WHAT IS REQUIRED -> Write out every entry exactly as it appears.

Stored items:
***

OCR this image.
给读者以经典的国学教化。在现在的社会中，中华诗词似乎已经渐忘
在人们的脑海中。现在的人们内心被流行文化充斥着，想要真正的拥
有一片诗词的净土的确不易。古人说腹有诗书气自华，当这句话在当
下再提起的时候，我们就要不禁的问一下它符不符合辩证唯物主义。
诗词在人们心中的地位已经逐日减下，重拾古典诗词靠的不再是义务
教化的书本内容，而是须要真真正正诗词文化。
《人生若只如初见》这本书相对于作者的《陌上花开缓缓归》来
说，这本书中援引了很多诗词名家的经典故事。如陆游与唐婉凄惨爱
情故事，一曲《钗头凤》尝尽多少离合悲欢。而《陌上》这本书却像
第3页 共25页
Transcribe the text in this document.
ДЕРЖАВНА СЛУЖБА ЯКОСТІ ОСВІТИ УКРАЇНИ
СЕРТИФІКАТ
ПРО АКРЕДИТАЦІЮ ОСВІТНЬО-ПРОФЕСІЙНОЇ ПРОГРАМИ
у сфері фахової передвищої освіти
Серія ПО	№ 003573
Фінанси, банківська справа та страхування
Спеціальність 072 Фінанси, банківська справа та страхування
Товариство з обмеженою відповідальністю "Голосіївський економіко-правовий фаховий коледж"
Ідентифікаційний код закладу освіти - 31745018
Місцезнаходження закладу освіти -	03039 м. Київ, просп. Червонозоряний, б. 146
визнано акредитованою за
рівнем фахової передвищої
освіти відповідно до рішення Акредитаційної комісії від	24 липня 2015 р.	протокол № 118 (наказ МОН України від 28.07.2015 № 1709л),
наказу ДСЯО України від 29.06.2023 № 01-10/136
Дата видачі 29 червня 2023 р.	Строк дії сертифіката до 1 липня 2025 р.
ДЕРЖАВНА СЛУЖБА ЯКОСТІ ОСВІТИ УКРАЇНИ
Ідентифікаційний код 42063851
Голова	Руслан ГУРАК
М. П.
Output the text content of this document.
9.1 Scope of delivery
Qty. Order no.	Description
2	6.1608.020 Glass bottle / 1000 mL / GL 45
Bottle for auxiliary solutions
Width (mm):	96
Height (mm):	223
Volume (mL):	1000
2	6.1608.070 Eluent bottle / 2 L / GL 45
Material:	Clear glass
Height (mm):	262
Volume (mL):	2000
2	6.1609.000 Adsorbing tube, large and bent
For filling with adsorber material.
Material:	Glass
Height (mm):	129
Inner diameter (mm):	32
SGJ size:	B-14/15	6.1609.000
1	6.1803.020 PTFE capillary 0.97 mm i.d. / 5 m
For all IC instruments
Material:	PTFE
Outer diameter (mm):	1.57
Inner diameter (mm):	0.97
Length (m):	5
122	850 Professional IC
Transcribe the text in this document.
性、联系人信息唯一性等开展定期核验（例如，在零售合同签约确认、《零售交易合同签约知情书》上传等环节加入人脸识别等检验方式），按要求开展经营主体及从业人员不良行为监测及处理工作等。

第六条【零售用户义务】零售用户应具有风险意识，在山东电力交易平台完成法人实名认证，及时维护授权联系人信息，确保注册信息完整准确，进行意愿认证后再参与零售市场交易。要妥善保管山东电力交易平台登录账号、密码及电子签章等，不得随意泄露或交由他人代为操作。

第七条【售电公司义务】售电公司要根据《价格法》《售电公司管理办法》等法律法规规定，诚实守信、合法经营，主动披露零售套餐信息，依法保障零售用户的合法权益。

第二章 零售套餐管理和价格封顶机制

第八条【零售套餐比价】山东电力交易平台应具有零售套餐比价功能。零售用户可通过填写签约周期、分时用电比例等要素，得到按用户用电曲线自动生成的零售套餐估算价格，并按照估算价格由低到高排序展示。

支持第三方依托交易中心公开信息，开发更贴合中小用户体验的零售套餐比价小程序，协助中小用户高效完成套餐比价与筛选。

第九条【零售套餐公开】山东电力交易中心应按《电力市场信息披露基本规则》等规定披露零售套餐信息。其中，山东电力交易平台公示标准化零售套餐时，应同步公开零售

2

***

ANSWER TO THE TASK ->
OCR this image.
给读者以经典的国学教化。在现在的社会中，中华诗词似乎已经渐忘
在人们的脑海中。现在的人们内心被流行文化充斥着，想要真正的拥
有一片诗词的净土的确不易。古人说腹有诗书气自华，当这句话在当
下再提起的时候，我们就要不禁的问一下它符不符合辩证唯物主义。
诗词在人们心中的地位已经逐日减下，重拾古典诗词靠的不再是义务
教化的书本内容，而是须要真真正正诗词文化。
《人生若只如初见》这本书相对于作者的《陌上花开缓缓归》来
说，这本书中援引了很多诗词名家的经典故事。如陆游与唐婉凄惨爱
情故事，一曲《钗头凤》尝尽多少离合悲欢。而《陌上》这本书却像
第3页 共25页
Transcribe the text in this document.
ДЕРЖАВНА СЛУЖБА ЯКОСТІ ОСВІТИ УКРАЇНИ
СЕРТИФІКАТ
ПРО АКРЕДИТАЦІЮ ОСВІТНЬО-ПРОФЕСІЙНОЇ ПРОГРАМИ
у сфері фахової передвищої освіти
Серія ПО	№ 003573
Фінанси, банківська справа та страхування
Спеціальність 072 Фінанси, банківська справа та страхування
Товариство з обмеженою відповідальністю "Голосіївський економіко-правовий фаховий коледж"
Ідентифікаційний код закладу освіти - 31745018
Місцезнаходження закладу освіти -	03039 м. Київ, просп. Червонозоряний, б. 146
визнано акредитованою за
рівнем фахової передвищої
освіти відповідно до рішення Акредитаційної комісії від	24 липня 2015 р.	протокол № 118 (наказ МОН України від 28.07.2015 № 1709л),
наказу ДСЯО України від 29.06.2023 № 01-10/136
Дата видачі 29 червня 2023 р.	Строк дії сертифіката до 1 липня 2025 р.
ДЕРЖАВНА СЛУЖБА ЯКОСТІ ОСВІТИ УКРАЇНИ
Ідентифікаційний код 42063851
Голова	Руслан ГУРАК
М. П.
Output the text content of this document.
9.1 Scope of delivery
Qty. Order no.	Description
2	6.1608.020 Glass bottle / 1000 mL / GL 45
Bottle for auxiliary solutions
Width (mm):	96
Height (mm):	223
Volume (mL):	1000
2	6.1608.070 Eluent bottle / 2 L / GL 45
Material:	Clear glass
Height (mm):	262
Volume (mL):	2000
2	6.1609.000 Adsorbing tube, large and bent
For filling with adsorber material.
Material:	Glass
Height (mm):	129
Inner diameter (mm):	32
SGJ size:	B-14/15	6.1609.000
1	6.1803.020 PTFE capillary 0.97 mm i.d. / 5 m
For all IC instruments
Material:	PTFE
Outer diameter (mm):	1.57
Inner diameter (mm):	0.97
Length (m):	5
122	850 Professional IC
Transcribe the text in this document.
性、联系人信息唯一性等开展定期核验（例如，在零售合同签约确认、《零售交易合同签约知情书》上传等环节加入人脸识别等检验方式），按要求开展经营主体及从业人员不良行为监测及处理工作等。

第六条【零售用户义务】零售用户应具有风险意识，在山东电力交易平台完成法人实名认证，及时维护授权联系人信息，确保注册信息完整准确，进行意愿认证后再参与零售市场交易。要妥善保管山东电力交易平台登录账号、密码及电子签章等，不得随意泄露或交由他人代为操作。

第七条【售电公司义务】售电公司要根据《价格法》《售电公司管理办法》等法律法规规定，诚实守信、合法经营，主动披露零售套餐信息，依法保障零售用户的合法权益。

第二章 零售套餐管理和价格封顶机制

第八条【零售套餐比价】山东电力交易平台应具有零售套餐比价功能。零售用户可通过填写签约周期、分时用电比例等要素，得到按用户用电曲线自动生成的零售套餐估算价格，并按照估算价格由低到高排序展示。

支持第三方依托交易中心公开信息，开发更贴合中小用户体验的零售套餐比价小程序，协助中小用户高效完成套餐比价与筛选。

第九条【零售套餐公开】山东电力交易中心应按《电力市场信息披露基本规则》等规定披露零售套餐信息。其中，山东电力交易平台公示标准化零售套餐时，应同步公开零售

2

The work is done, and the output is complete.